→ **WHAT NEEDS TO BE DONE**
Repeat the lines that follow, leaving nothing out.

[Dataset listings of figures]

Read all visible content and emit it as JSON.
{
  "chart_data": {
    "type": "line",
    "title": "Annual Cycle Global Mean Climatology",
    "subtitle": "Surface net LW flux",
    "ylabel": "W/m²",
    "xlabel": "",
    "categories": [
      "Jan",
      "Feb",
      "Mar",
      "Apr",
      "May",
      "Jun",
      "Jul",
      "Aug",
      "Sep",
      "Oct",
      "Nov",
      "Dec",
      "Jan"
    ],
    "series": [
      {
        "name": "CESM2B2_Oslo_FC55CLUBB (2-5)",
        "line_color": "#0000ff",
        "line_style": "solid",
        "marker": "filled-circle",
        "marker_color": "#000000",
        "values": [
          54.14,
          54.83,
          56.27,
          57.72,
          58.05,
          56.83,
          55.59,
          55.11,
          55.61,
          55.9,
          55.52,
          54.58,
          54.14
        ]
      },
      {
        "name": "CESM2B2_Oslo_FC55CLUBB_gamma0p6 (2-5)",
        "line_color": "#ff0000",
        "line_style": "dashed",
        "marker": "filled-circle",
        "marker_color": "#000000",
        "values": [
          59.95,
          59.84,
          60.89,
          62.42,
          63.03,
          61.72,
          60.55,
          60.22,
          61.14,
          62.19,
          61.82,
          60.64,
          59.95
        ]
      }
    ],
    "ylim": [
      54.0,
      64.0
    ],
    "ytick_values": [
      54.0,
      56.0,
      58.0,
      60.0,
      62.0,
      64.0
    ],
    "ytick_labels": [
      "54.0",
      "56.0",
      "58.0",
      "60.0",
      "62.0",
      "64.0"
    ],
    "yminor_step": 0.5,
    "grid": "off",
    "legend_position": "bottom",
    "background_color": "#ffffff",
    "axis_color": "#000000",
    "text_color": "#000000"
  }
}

→ **ANSWER TO THE EXERCISE**
Read all visible content and emit it as JSON.
{
  "chart_data": {
    "type": "line",
    "title": "Annual Cycle Global Mean Climatology",
    "subtitle": "Surface net LW flux",
    "ylabel": "W/m²",
    "xlabel": "",
    "categories": [
      "Jan",
      "Feb",
      "Mar",
      "Apr",
      "May",
      "Jun",
      "Jul",
      "Aug",
      "Sep",
      "Oct",
      "Nov",
      "Dec",
      "Jan"
    ],
    "series": [
      {
        "name": "CESM2B2_Oslo_FC55CLUBB (2-5)",
        "line_color": "#0000ff",
        "line_style": "solid",
        "marker": "filled-circle",
        "marker_color": "#000000",
        "values": [
          54.14,
          54.83,
          56.27,
          57.72,
          58.05,
          56.83,
          55.59,
          55.11,
          55.61,
          55.9,
          55.52,
          54.58,
          54.14
        ]
      },
      {
        "name": "CESM2B2_Oslo_FC55CLUBB_gamma0p6 (2-5)",
        "line_color": "#ff0000",
        "line_style": "dashed",
        "marker": "filled-circle",
        "marker_color": "#000000",
        "values": [
          59.95,
          59.84,
          60.89,
          62.42,
          63.03,
          61.72,
          60.55,
          60.22,
          61.14,
          62.19,
          61.82,
          60.64,
          59.95
        ]
      }
    ],
    "ylim": [
      54.0,
      64.0
    ],
    "ytick_values": [
      54.0,
      56.0,
      58.0,
      60.0,
      62.0,
      64.0
    ],
    "ytick_labels": [
      "54.0",
      "56.0",
      "58.0",
      "60.0",
      "62.0",
      "64.0"
    ],
    "yminor_step": 0.5,
    "grid": "off",
    "legend_position": "bottom",
    "background_color": "#ffffff",
    "axis_color": "#000000",
    "text_color": "#000000"
  }
}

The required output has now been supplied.